→ EXTRAIT DU TEXTE
-*-

BARBARIE ALLEMANDE


A maintes reprises, on a signalé l'affreuse barbarie les équipages de sous-marin allemands, canonnant les barques dans lesquelles s'étaient réfugiés les matelots des navires torpillés.
Rappelez-vous le torpillage des chaloupes du Falaba. Le sous-marin allemand, après avoir coulé le navire, s'acharnait sur les canots, et les marins boches, debout sur le pont, ricanaient et faisaient des grimaces aux malheureux naufragés qui essayaient de s'accrocher aux épaves.
Rappelez-vous le torpillage de l'Aguila et ses chaloupes canonnées par le sous-marin U-28.
Ces jours derniers sur la côte norvégienne avoisinant Stavanger, on trouvait une bouteille contenant le message suivant :
« Esther, de Esbjerg, coulé par sous-marin allemand le 12 avril. Les canots du navire ont été bombardés par le sous-marin, qui nous a abandonnés par grosse mer, avec une tempête nord-ouest. Il est probable que nous survivrons pas à la nuit. »

-*-

→ TÂCHES À RÉALISER
**a)** Relevez les noms de tous les navires torpillés ou coulés que cite le texte sur la barbarie allemande.
**b)** Recopiez, s'il vous plaît, le passage du texte sur la barbarie allemande qui commence aux mots « BARBARIE ALLEMANDE » et s'arrête après « s'accrocher aux épaves. », en changeant « chaloupes » en « embarcations ».
Vous n'aurez pas besoin des enregistrements.

-*-

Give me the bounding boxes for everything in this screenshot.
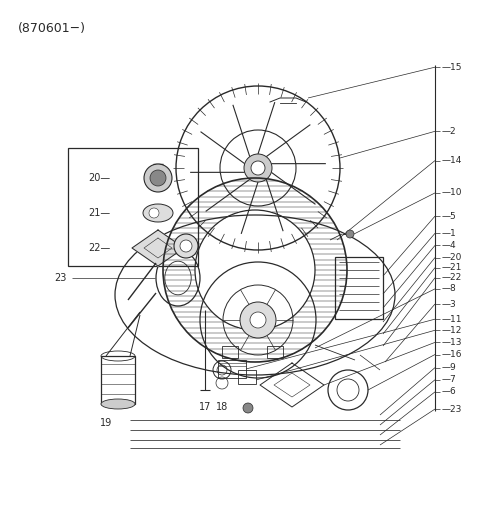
- Text: 20—: 20—: [88, 173, 110, 183]
- Text: —3: —3: [442, 299, 457, 309]
- Text: —9: —9: [442, 363, 457, 372]
- Text: 21—: 21—: [88, 208, 110, 218]
- Text: 19: 19: [100, 418, 112, 428]
- Circle shape: [149, 208, 159, 218]
- Text: 18: 18: [216, 402, 228, 412]
- Text: —21: —21: [442, 263, 462, 272]
- Text: —2: —2: [442, 127, 456, 136]
- Circle shape: [240, 302, 276, 338]
- Circle shape: [346, 230, 354, 238]
- Circle shape: [250, 312, 266, 328]
- Text: 17: 17: [199, 402, 211, 412]
- Text: —15: —15: [442, 63, 463, 72]
- Text: (870601−): (870601−): [18, 22, 86, 35]
- Text: —23: —23: [442, 405, 462, 414]
- Text: —14: —14: [442, 156, 462, 165]
- Circle shape: [150, 170, 166, 186]
- Text: —22: —22: [442, 273, 462, 282]
- Ellipse shape: [101, 399, 135, 409]
- Text: —13: —13: [442, 338, 463, 347]
- Text: —4: —4: [442, 241, 456, 250]
- Text: —6: —6: [442, 387, 457, 396]
- Bar: [335, 257, 383, 319]
- Bar: [68, 148, 198, 266]
- Polygon shape: [132, 230, 184, 266]
- Text: —16: —16: [442, 350, 463, 359]
- Text: —7: —7: [442, 375, 457, 384]
- Circle shape: [180, 240, 192, 252]
- Circle shape: [244, 154, 272, 182]
- Circle shape: [251, 161, 265, 175]
- Text: —8: —8: [442, 284, 457, 293]
- Circle shape: [243, 403, 253, 413]
- Circle shape: [174, 234, 198, 258]
- Text: —20: —20: [442, 253, 462, 262]
- Text: 23: 23: [54, 273, 66, 283]
- Bar: [267, 346, 283, 358]
- Bar: [218, 360, 246, 378]
- Text: 22—: 22—: [88, 243, 110, 253]
- Bar: [222, 346, 238, 358]
- Text: —1: —1: [442, 229, 457, 238]
- Bar: [101, 356, 135, 404]
- Text: —5: —5: [442, 212, 457, 221]
- Ellipse shape: [143, 204, 173, 222]
- Text: —12: —12: [442, 326, 462, 335]
- Text: —10: —10: [442, 188, 463, 197]
- Bar: [238, 370, 256, 384]
- Text: —11: —11: [442, 315, 463, 324]
- Circle shape: [144, 164, 172, 192]
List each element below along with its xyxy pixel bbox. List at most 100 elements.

-*-

→ CORRIGÉ DES TÂCHES
**a)** Falaba, Aguila, Esther

**b)**
BARBARIE ALLEMANDE


A maintes reprises, on a signalé l'affreuse barbarie les équipages de sous-marin allemands, canonnant les barques dans lesquelles s'étaient réfugiés les matelots des navires torpillés.
Rappelez-vous le torpillage des embarcations du Falaba. Le sous-marin allemand, après avoir coulé le navire, s'acharnait sur les canots, et les marins boches, debout sur le pont, ricanaient et faisaient des grimaces aux malheureux naufragés qui essayaient de s'accrocher aux épaves.